EXERCISE OBJECTIVE:
Rewrite all of the items below, substituting "separator" for "divider" wherever it appears and keeping everything else unchanged. Omit the pictures from your answer.

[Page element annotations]

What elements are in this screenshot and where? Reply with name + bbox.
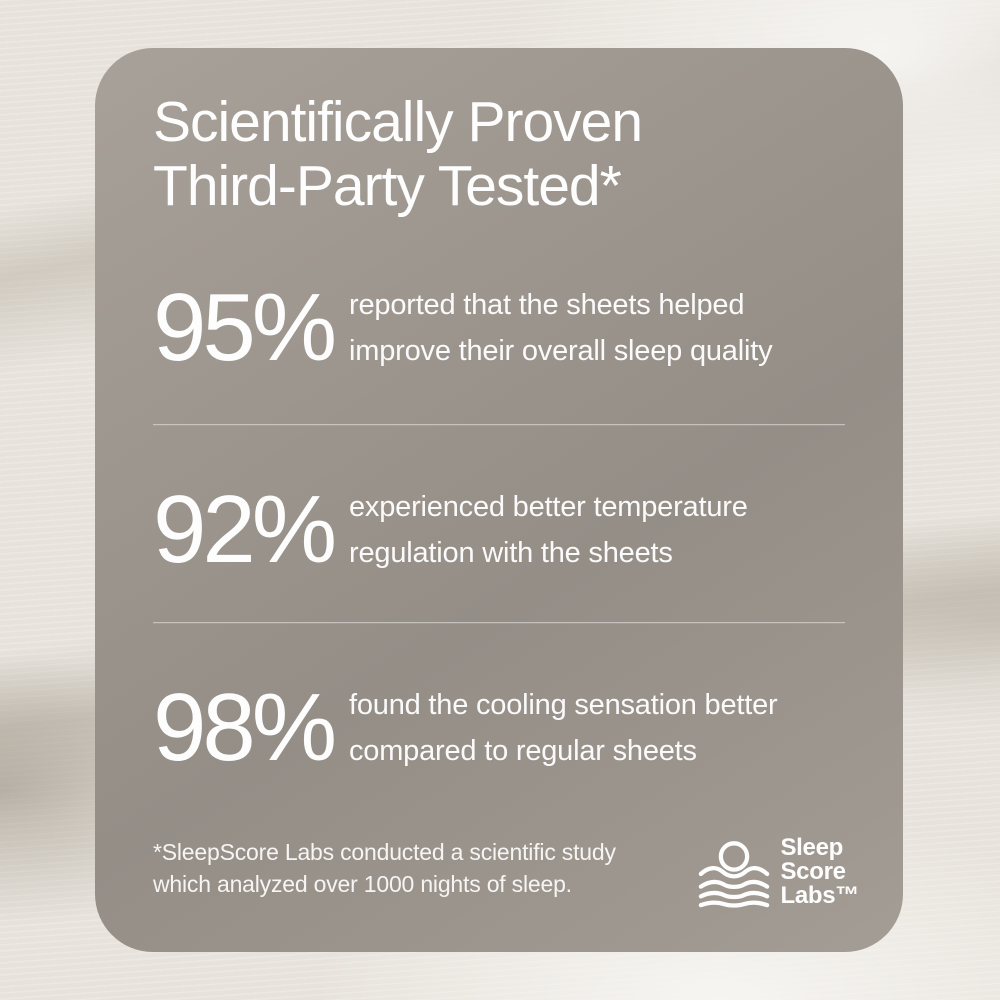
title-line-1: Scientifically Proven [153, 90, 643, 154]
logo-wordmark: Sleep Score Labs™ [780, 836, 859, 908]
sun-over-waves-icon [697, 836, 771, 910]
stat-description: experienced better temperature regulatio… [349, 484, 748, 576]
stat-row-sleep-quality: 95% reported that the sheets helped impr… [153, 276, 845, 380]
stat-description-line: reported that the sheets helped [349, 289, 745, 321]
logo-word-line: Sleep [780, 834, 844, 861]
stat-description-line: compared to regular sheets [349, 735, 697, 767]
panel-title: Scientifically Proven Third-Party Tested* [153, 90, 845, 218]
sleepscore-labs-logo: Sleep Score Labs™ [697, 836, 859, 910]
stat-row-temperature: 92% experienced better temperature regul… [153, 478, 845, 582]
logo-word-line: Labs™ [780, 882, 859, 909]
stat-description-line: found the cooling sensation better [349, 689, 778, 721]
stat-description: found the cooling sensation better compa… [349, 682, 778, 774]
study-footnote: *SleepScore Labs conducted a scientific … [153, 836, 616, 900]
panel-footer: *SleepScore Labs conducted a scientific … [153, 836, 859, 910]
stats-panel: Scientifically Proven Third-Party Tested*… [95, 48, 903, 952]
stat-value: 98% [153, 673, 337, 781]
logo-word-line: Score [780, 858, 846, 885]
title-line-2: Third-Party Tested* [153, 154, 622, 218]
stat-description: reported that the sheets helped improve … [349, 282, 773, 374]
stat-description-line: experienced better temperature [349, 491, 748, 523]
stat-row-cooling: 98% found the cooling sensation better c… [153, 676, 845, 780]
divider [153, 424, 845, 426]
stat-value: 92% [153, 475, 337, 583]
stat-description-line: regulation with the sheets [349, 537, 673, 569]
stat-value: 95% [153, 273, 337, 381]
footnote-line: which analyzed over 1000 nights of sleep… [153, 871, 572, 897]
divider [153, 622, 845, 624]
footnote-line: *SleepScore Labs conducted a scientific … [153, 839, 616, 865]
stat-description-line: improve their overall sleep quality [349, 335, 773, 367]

ANSWER IN FULL:
What elements are in this screenshot and where? Reply with name + bbox.
title-line-1: Scientifically Proven [153, 90, 643, 154]
logo-wordmark: Sleep Score Labs™ [780, 836, 859, 908]
sun-over-waves-icon [697, 836, 771, 910]
stat-description: experienced better temperature regulatio… [349, 484, 748, 576]
stat-row-sleep-quality: 95% reported that the sheets helped impr… [153, 276, 845, 380]
stat-description-line: reported that the sheets helped [349, 289, 745, 321]
logo-word-line: Sleep [780, 834, 844, 861]
stat-description-line: compared to regular sheets [349, 735, 697, 767]
panel-title: Scientifically Proven Third-Party Tested* [153, 90, 845, 218]
sleepscore-labs-logo: Sleep Score Labs™ [697, 836, 859, 910]
stat-row-temperature: 92% experienced better temperature regul… [153, 478, 845, 582]
logo-word-line: Labs™ [780, 882, 859, 909]
stat-description-line: found the cooling sensation better [349, 689, 778, 721]
stat-description: found the cooling sensation better compa… [349, 682, 778, 774]
study-footnote: *SleepScore Labs conducted a scientific … [153, 836, 616, 900]
panel-footer: *SleepScore Labs conducted a scientific … [153, 836, 859, 910]
stats-panel: Scientifically Proven Third-Party Tested*… [95, 48, 903, 952]
stat-value: 98% [153, 673, 337, 781]
logo-word-line: Score [780, 858, 846, 885]
title-line-2: Third-Party Tested* [153, 154, 622, 218]
stat-description: reported that the sheets helped improve … [349, 282, 773, 374]
stat-description-line: experienced better temperature [349, 491, 748, 523]
stat-row-cooling: 98% found the cooling sensation better c… [153, 676, 845, 780]
separator [153, 424, 845, 426]
stat-value: 92% [153, 475, 337, 583]
stat-description-line: regulation with the sheets [349, 537, 673, 569]
stat-value: 95% [153, 273, 337, 381]
footnote-line: which analyzed over 1000 nights of sleep… [153, 871, 572, 897]
separator [153, 622, 845, 624]
footnote-line: *SleepScore Labs conducted a scientific … [153, 839, 616, 865]
stat-description-line: improve their overall sleep quality [349, 335, 773, 367]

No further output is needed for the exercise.